WHAT TO WORK ON:
• a. In the passage on Scotland's exchange rate, rewrite the paragraph beginning "But let's suppose Scotland was in a position" as a short bulleted list that keeps its main points.
• b. Pick up the passage on Scotland's exchange rate after its final sentence and continue it, setting the data aside.

PROVIDED PASSAGE:
Perhaps the arrangement would be one in which the currencies can adjust in response to competitiveness pressures - a so-called crawling peg. In this proposal, the US dollar would be replaced as a reserve currency by special drawing rights (SDRs), already in existence at the IMF (although they would need to be rebased to reflect the new currency arrangement).Moving down to the local Scottish level, how might we get our net export sector to perform better in the light of the currency wars and, indeed, in an environment where these wars have been addressed? At the moment Scotland is part of monetary union with the rest of the UK and has a rigidly fixed exchange rate vis--vis the rest of the UK. It cannot, therefore, pursue a policy of undervaluing its currency relative to the rest of the UK and trying to grow its economy, as China and other countries have successfully done, through a competitive exchange rate.

But let's suppose Scotland was in a position where it could choose its own exchange rate, would that make a difference? I would argue not. Choosing, for example, to have a flexible exchange rate against our trading partners is unlikely to be useful since for a small country a flexible currency would be highly volatile, with all of the negative implications that would have for trade and investment that already exists within Scotland. As the experience of other countries has demonstrated, it would also be socially unproductive to try to smooth such volatility using foreign exchange reserves.

An alternative would be for Scotland to fix its exchange rate to an alternative to the pound, such as the euro. But the recent Irish experience suggests that swapping the one-size-fits-all sterling monetary union for that of the euro would not be a wise decision for Scotland.

That said, as someone who has studied exchange rate relationships for developing and developed countries, I find the paucity of useful statistical data on the Scottish economy a real drawback to conducting independent research. Ten years into our devolution settlement we do not, for example, have a good-quality Scottish price index. Is this really befitting a developed country?

SUPPLIED INFORMATION:
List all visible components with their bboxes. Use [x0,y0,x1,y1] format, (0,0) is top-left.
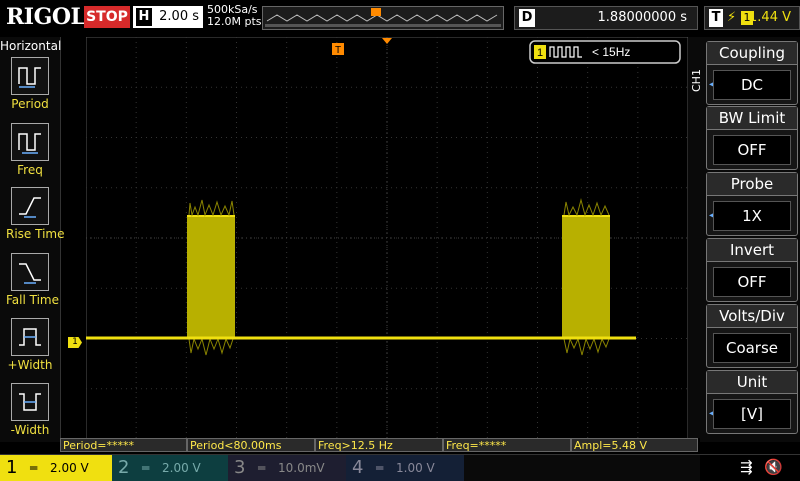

TASK-BY-TASK ANSWERS:
• a.
- Even if Scotland could choose its own exchange rate, the author argues it would make no difference.
- For a small country, a flexible exchange rate against trading partners would be highly volatile.
- That volatility would harm the trade and investment already in Scotland.
- Other countries' experience shows that using foreign exchange reserves to smooth such volatility would be socially unproductive.

• b.
Given the current exchange rate relationship in the UK, how could Scotland boost its net exports and private sector investment? The recent example of Germany, a country of different size but similar level of development to Scotland, is a salutary lesson of how a country can become competitive internationally, within a monetary union, by implementing labour market reforms and creating a business-friendly environment.

The many new highly-paid jobs and the strengthening of the profitability of German companies that this policy has created have produced a virtuous cycle of strong export growth and private sector investment. In a Scottish context, there would seem to be much that a Scottish Government could do to produce a similar result. For example, a sharper focus on providing a skills set geared to the export sector and incentivising potential companies in this sector by, say, slashing their business rates, and/or giving them corporation tax rebates, would be a good start.

Of course, devoting more of the Scottish budget to developing our export sector means that there will be less to spend elsewhere in government.But surely this is exactly the kind of accountability that all sides of the political spectrum are now agreed that Scotland needs. Without a clear vision of how we can create new highly-paid, hi-tech jobs with the resources we have, rather than squabbling over what economic tools would be desirable in an ideal world, it seems the economic underperformance that Scotland has faced in the past will likely remain, particularly with currency wars raging in the background.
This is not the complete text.